Given data:
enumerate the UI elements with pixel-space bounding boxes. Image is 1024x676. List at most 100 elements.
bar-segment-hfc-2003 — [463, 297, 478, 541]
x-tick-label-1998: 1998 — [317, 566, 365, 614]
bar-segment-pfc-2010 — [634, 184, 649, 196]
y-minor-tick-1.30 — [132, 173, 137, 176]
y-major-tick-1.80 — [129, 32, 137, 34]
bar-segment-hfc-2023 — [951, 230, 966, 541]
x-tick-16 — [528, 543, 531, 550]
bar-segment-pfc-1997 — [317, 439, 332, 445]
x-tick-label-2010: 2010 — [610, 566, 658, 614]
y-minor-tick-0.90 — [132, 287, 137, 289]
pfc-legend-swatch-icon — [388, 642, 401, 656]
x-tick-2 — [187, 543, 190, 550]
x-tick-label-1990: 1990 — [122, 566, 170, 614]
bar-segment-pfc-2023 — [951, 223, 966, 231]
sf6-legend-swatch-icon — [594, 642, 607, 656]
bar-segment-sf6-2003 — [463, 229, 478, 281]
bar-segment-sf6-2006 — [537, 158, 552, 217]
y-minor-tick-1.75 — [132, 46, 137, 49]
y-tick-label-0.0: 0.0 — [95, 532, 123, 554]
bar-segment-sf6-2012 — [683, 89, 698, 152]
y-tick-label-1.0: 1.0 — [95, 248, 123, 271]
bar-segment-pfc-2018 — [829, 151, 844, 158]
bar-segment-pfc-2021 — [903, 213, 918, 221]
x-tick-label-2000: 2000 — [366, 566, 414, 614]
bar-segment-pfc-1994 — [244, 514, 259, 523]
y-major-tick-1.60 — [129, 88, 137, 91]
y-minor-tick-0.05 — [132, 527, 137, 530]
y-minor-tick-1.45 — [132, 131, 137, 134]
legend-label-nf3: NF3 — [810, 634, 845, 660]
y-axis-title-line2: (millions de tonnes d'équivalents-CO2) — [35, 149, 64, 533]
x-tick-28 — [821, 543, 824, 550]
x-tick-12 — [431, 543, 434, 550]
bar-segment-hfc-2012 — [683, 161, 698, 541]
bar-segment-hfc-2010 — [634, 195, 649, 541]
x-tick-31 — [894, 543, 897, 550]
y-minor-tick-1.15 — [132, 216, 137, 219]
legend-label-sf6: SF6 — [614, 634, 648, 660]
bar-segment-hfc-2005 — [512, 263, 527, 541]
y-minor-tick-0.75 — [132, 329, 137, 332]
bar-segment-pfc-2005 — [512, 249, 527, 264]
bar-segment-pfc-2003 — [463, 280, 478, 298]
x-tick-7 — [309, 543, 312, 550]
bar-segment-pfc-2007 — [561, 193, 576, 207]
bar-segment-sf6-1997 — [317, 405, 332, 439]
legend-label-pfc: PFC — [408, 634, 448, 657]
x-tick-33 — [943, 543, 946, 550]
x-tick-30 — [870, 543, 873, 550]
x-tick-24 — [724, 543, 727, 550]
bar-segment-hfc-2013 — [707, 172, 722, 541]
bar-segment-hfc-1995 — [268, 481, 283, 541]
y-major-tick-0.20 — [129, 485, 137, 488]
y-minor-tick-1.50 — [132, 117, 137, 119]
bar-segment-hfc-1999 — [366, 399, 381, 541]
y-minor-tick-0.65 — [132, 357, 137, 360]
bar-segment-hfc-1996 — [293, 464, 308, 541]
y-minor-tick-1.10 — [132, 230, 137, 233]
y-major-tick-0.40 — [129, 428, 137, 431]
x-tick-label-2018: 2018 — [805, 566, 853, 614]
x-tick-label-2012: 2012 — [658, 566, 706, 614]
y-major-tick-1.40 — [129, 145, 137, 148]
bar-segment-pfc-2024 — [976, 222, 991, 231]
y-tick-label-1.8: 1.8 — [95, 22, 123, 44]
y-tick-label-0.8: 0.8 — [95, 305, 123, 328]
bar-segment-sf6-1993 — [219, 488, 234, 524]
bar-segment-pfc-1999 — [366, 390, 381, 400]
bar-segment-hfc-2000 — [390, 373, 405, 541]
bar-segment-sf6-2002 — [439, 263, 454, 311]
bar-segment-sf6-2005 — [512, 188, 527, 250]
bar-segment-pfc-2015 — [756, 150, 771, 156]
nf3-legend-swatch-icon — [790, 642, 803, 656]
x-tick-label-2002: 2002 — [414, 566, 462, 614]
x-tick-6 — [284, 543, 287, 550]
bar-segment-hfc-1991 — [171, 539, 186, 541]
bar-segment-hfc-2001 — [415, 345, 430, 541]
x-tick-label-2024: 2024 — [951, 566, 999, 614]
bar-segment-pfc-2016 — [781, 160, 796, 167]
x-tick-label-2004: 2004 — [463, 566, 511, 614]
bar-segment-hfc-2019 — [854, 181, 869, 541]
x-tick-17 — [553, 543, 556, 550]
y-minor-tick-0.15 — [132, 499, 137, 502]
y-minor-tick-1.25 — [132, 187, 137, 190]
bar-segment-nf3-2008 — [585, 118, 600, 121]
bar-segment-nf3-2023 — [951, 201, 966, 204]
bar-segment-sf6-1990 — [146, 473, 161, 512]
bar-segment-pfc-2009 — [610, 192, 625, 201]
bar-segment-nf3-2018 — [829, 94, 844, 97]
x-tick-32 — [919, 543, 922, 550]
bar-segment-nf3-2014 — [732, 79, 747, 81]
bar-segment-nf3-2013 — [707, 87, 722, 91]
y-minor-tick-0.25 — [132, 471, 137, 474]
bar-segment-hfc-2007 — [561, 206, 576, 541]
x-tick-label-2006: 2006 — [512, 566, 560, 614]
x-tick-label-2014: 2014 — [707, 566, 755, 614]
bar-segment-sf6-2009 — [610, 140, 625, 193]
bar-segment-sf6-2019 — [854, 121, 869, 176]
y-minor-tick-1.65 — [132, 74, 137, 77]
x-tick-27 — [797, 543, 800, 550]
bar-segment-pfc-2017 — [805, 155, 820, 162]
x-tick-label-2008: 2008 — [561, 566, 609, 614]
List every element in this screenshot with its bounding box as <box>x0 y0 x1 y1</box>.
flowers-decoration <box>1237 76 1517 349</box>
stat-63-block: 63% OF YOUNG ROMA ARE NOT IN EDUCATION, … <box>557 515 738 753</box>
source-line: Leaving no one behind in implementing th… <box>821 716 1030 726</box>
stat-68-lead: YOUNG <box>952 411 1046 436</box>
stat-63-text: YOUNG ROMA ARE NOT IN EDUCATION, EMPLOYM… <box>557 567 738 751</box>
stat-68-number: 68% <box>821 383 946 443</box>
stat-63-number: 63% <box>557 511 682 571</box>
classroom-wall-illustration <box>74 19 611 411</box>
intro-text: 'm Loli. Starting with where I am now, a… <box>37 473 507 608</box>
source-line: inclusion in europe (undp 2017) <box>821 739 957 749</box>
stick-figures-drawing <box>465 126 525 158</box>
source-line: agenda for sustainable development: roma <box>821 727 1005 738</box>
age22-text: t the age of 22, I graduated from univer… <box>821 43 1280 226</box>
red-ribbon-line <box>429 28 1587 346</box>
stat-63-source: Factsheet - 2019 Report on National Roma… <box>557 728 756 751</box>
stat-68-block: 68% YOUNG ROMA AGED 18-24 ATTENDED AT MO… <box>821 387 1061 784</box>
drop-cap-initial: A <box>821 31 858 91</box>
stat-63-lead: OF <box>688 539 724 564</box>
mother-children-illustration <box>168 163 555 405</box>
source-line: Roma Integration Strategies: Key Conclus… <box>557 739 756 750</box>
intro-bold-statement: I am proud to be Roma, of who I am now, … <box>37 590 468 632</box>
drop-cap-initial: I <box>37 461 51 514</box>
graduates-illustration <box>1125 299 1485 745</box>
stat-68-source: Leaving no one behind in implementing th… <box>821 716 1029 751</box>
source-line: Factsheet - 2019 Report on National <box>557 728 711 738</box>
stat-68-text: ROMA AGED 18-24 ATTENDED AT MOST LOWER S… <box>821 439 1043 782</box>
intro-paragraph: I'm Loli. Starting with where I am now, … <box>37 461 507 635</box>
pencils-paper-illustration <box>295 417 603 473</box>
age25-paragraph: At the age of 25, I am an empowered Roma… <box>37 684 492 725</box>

Exercise goal: Echo the records from the start through the line holding "y-minor-tick-1.75 — [132, 46, 137, 49]", inclusive.

Result of this exercise:
enumerate the UI elements with pixel-space bounding boxes. Image is 1024x676. List at most 100 elements.
bar-segment-hfc-2003 — [463, 297, 478, 541]
x-tick-label-1998: 1998 — [317, 566, 365, 614]
bar-segment-pfc-2010 — [634, 184, 649, 196]
y-minor-tick-1.30 — [132, 173, 137, 176]
y-major-tick-1.80 — [129, 32, 137, 34]
bar-segment-hfc-2023 — [951, 230, 966, 541]
x-tick-16 — [528, 543, 531, 550]
bar-segment-pfc-1997 — [317, 439, 332, 445]
x-tick-label-2010: 2010 — [610, 566, 658, 614]
y-minor-tick-0.90 — [132, 287, 137, 289]
pfc-legend-swatch-icon — [388, 642, 401, 656]
x-tick-2 — [187, 543, 190, 550]
x-tick-label-1990: 1990 — [122, 566, 170, 614]
bar-segment-pfc-2023 — [951, 223, 966, 231]
sf6-legend-swatch-icon — [594, 642, 607, 656]
bar-segment-sf6-2003 — [463, 229, 478, 281]
bar-segment-sf6-2006 — [537, 158, 552, 217]
y-minor-tick-1.75 — [132, 46, 137, 49]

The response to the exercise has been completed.